Do this – Copy out every line of the records where the string "Západ" occurs.

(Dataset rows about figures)
-- START --

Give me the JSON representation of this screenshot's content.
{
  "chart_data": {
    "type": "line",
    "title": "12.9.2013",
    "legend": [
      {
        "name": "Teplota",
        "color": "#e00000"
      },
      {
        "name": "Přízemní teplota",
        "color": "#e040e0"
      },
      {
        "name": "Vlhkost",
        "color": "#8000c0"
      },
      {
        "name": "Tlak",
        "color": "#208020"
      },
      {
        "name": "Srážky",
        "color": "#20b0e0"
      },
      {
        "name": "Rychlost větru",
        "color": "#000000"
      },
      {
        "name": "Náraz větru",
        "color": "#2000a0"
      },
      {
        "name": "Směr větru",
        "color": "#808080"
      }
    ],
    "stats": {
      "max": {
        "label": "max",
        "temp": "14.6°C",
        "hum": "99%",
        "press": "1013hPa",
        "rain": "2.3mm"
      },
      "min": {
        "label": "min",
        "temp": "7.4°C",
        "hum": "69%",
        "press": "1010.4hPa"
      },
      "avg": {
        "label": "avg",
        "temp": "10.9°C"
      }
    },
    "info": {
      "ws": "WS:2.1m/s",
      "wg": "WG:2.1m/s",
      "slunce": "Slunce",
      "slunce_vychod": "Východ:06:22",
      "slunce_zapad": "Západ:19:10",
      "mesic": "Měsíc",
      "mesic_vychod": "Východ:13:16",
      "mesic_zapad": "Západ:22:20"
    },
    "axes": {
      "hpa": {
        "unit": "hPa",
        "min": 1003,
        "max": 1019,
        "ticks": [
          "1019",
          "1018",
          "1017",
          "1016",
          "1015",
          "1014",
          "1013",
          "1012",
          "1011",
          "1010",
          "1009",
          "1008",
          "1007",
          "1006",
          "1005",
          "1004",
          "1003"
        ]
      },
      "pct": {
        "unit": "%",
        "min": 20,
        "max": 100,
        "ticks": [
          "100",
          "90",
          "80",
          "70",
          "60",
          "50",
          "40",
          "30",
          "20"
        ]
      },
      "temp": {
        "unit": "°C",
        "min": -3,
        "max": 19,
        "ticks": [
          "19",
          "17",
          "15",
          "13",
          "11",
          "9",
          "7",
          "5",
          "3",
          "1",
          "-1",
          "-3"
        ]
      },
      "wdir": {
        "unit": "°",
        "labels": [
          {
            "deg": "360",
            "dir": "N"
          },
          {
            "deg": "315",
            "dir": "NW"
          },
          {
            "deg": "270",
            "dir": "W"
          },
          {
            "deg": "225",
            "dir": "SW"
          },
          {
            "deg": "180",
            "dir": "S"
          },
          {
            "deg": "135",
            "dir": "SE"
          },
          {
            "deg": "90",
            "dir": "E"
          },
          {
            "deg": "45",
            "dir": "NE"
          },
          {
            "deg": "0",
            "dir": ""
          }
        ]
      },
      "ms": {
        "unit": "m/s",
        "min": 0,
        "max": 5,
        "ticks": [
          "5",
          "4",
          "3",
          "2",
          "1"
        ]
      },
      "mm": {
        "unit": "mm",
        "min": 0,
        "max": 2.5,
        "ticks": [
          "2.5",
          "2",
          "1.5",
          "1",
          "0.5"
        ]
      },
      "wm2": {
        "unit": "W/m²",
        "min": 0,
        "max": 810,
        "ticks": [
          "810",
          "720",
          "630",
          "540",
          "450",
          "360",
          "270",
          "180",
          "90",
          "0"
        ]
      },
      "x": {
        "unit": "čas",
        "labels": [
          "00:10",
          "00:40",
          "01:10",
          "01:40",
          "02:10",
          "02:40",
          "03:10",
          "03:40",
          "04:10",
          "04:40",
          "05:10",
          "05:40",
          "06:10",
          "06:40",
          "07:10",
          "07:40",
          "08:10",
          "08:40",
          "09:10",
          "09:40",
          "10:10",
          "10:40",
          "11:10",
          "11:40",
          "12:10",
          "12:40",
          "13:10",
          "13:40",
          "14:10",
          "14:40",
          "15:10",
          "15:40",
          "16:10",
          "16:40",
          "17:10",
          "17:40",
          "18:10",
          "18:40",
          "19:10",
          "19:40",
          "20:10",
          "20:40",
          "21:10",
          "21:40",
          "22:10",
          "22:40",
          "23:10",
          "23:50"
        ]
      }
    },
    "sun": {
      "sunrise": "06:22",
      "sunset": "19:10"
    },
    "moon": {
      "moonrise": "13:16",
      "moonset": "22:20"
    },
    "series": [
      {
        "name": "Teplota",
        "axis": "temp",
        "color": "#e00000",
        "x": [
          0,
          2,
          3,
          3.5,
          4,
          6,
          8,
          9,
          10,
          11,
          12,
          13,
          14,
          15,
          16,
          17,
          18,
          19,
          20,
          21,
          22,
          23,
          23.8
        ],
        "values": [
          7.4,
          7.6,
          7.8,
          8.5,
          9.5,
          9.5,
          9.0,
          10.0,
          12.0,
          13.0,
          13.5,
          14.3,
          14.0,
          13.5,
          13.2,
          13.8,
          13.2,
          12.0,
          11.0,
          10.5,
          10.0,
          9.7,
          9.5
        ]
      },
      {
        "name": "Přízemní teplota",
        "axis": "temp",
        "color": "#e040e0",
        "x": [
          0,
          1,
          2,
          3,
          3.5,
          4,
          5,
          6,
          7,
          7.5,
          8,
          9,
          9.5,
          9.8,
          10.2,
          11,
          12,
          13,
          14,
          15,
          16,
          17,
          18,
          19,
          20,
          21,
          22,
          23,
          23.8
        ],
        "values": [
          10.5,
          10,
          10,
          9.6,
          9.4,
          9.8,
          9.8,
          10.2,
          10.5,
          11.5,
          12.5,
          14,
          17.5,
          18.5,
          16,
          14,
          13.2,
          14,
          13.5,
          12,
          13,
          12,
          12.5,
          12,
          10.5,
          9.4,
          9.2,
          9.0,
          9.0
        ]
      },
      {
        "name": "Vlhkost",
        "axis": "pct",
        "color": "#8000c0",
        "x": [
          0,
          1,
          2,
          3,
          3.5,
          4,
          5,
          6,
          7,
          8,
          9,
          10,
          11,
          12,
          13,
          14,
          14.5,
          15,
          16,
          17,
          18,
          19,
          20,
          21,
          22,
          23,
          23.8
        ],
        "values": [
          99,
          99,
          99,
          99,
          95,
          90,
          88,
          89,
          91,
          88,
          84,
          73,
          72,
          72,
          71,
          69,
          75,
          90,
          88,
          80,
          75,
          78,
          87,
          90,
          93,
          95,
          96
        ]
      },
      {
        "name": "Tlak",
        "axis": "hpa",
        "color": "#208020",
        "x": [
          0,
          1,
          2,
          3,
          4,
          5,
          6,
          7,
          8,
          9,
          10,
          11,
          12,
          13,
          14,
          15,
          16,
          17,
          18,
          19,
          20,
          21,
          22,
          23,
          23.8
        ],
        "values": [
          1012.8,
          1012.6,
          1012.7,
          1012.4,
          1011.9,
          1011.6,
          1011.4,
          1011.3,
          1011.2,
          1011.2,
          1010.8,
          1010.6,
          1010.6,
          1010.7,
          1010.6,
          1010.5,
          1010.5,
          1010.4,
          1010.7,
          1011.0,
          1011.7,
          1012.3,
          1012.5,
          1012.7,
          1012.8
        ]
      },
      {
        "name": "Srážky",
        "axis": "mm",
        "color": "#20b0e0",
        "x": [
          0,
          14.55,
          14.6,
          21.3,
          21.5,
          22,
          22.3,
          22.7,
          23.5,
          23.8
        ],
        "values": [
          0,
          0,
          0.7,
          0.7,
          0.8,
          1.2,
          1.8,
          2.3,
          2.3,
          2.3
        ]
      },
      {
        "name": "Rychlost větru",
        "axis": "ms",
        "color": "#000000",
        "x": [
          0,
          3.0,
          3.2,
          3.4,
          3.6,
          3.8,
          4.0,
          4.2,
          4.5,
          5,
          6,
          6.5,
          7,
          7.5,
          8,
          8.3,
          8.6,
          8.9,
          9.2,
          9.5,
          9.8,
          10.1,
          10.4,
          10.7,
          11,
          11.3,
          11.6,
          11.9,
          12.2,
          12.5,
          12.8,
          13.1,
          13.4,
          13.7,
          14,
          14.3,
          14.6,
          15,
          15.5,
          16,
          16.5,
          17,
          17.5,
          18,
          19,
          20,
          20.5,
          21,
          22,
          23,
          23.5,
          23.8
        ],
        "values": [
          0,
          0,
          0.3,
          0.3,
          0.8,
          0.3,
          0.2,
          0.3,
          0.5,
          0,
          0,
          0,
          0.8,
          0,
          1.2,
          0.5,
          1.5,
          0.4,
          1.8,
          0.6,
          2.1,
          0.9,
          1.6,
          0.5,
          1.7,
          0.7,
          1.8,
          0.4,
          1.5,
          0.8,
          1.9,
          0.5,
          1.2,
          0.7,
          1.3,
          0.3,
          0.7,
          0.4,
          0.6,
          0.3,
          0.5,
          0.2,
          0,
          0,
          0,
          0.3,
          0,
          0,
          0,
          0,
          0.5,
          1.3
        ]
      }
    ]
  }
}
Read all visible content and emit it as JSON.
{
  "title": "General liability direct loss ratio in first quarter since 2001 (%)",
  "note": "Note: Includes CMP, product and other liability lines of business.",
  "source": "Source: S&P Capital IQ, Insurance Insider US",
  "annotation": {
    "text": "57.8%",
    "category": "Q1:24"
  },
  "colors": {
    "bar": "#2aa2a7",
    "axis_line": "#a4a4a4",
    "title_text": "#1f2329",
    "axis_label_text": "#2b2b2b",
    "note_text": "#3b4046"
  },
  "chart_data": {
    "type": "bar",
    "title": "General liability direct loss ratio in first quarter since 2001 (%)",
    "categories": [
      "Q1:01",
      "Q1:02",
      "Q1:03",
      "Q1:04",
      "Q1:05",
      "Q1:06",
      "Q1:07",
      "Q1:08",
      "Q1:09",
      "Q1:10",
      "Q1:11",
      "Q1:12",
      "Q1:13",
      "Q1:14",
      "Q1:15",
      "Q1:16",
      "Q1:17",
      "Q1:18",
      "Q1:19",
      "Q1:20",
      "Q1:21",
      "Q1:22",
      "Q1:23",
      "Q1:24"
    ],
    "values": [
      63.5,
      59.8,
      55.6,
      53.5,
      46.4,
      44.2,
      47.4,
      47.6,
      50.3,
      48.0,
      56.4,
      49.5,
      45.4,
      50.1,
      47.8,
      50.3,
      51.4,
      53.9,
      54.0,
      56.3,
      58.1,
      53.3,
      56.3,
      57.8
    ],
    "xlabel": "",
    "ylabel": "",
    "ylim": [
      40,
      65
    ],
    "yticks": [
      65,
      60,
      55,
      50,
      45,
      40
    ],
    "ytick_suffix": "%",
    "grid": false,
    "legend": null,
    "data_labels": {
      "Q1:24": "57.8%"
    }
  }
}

-- END --

Answer to the task –
      "slunce_zapad": "Západ:19:10",
      "mesic_zapad": "Západ:22:20"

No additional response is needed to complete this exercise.